## Written problem
Exclude the pictures, then repeat the remaining data exactly.

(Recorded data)
## Begin
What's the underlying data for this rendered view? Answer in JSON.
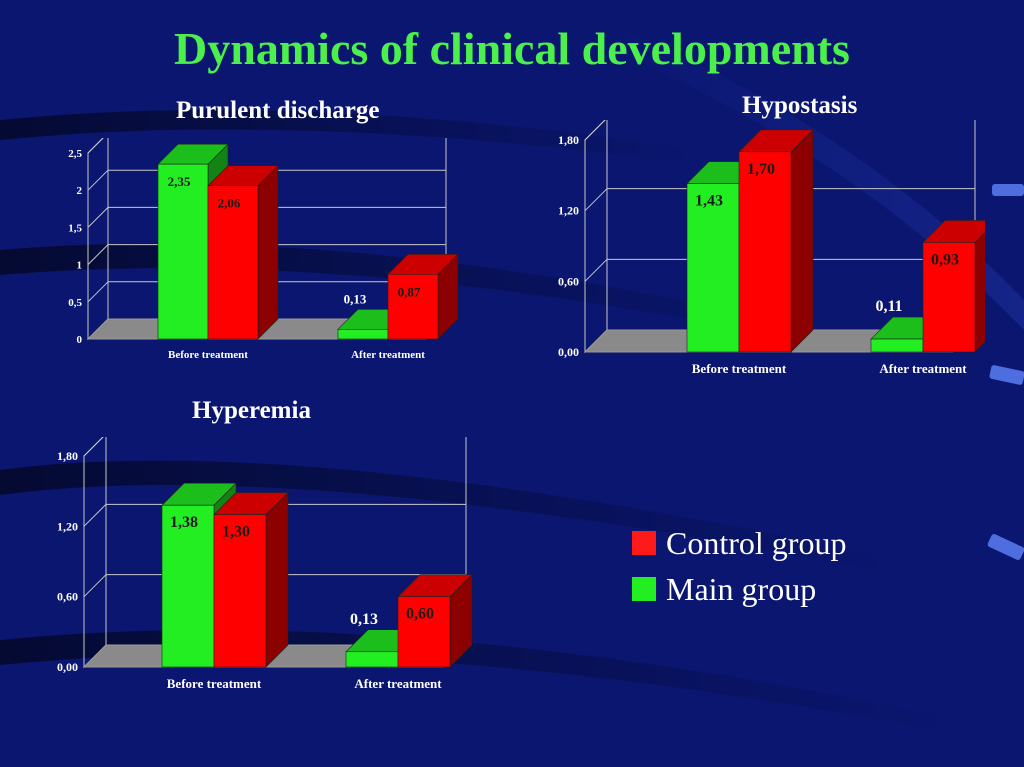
{
  "title": "Dynamics of clinical developments",
  "colors": {
    "background": "#0a1670",
    "title": "#4cf04c",
    "main": "#22ee22",
    "control": "#ff0000"
  },
  "legend": {
    "items": [
      {
        "label": "Control group",
        "color": "#ff1a1a"
      },
      {
        "label": "Main group",
        "color": "#22ee22"
      }
    ]
  },
  "chart_data": [
    {
      "type": "bar",
      "title": "Purulent discharge",
      "categories": [
        "Before treatment",
        "After treatment"
      ],
      "series": [
        {
          "name": "Main group",
          "values": [
            2.35,
            0.13
          ],
          "labels": [
            "2,35",
            "0,13"
          ]
        },
        {
          "name": "Control group",
          "values": [
            2.06,
            0.87
          ],
          "labels": [
            "2,06",
            "0,87"
          ]
        }
      ],
      "yticks": [
        "0",
        "0,5",
        "1",
        "1,5",
        "2",
        "2,5"
      ],
      "ylim": [
        0,
        2.5
      ]
    },
    {
      "type": "bar",
      "title": "Hypostasis",
      "categories": [
        "Before treatment",
        "After treatment"
      ],
      "series": [
        {
          "name": "Main group",
          "values": [
            1.43,
            0.11
          ],
          "labels": [
            "1,43",
            "0,11"
          ]
        },
        {
          "name": "Control group",
          "values": [
            1.7,
            0.93
          ],
          "labels": [
            "1,70",
            "0,93"
          ]
        }
      ],
      "yticks": [
        "0,00",
        "0,60",
        "1,20",
        "1,80"
      ],
      "ylim": [
        0,
        1.8
      ]
    },
    {
      "type": "bar",
      "title": "Hyperemia",
      "categories": [
        "Before treatment",
        "After treatment"
      ],
      "series": [
        {
          "name": "Main group",
          "values": [
            1.38,
            0.13
          ],
          "labels": [
            "1,38",
            "0,13"
          ]
        },
        {
          "name": "Control group",
          "values": [
            1.3,
            0.6
          ],
          "labels": [
            "1,30",
            "0,60"
          ]
        }
      ],
      "yticks": [
        "0,00",
        "0,60",
        "1,20",
        "1,80"
      ],
      "ylim": [
        0,
        1.8
      ]
    }
  ]
}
## End
## Response for this exercise
What's the underlying data for this rendered view? Answer in JSON.
{
  "title": "Dynamics of clinical developments",
  "colors": {
    "background": "#0a1670",
    "title": "#4cf04c",
    "main": "#22ee22",
    "control": "#ff0000"
  },
  "legend": {
    "items": [
      {
        "label": "Control group",
        "color": "#ff1a1a"
      },
      {
        "label": "Main group",
        "color": "#22ee22"
      }
    ]
  },
  "chart_data": [
    {
      "type": "bar",
      "title": "Purulent discharge",
      "categories": [
        "Before treatment",
        "After treatment"
      ],
      "series": [
        {
          "name": "Main group",
          "values": [
            2.35,
            0.13
          ],
          "labels": [
            "2,35",
            "0,13"
          ]
        },
        {
          "name": "Control group",
          "values": [
            2.06,
            0.87
          ],
          "labels": [
            "2,06",
            "0,87"
          ]
        }
      ],
      "yticks": [
        "0",
        "0,5",
        "1",
        "1,5",
        "2",
        "2,5"
      ],
      "ylim": [
        0,
        2.5
      ]
    },
    {
      "type": "bar",
      "title": "Hypostasis",
      "categories": [
        "Before treatment",
        "After treatment"
      ],
      "series": [
        {
          "name": "Main group",
          "values": [
            1.43,
            0.11
          ],
          "labels": [
            "1,43",
            "0,11"
          ]
        },
        {
          "name": "Control group",
          "values": [
            1.7,
            0.93
          ],
          "labels": [
            "1,70",
            "0,93"
          ]
        }
      ],
      "yticks": [
        "0,00",
        "0,60",
        "1,20",
        "1,80"
      ],
      "ylim": [
        0,
        1.8
      ]
    },
    {
      "type": "bar",
      "title": "Hyperemia",
      "categories": [
        "Before treatment",
        "After treatment"
      ],
      "series": [
        {
          "name": "Main group",
          "values": [
            1.38,
            0.13
          ],
          "labels": [
            "1,38",
            "0,13"
          ]
        },
        {
          "name": "Control group",
          "values": [
            1.3,
            0.6
          ],
          "labels": [
            "1,30",
            "0,60"
          ]
        }
      ],
      "yticks": [
        "0,00",
        "0,60",
        "1,20",
        "1,80"
      ],
      "ylim": [
        0,
        1.8
      ]
    }
  ]
}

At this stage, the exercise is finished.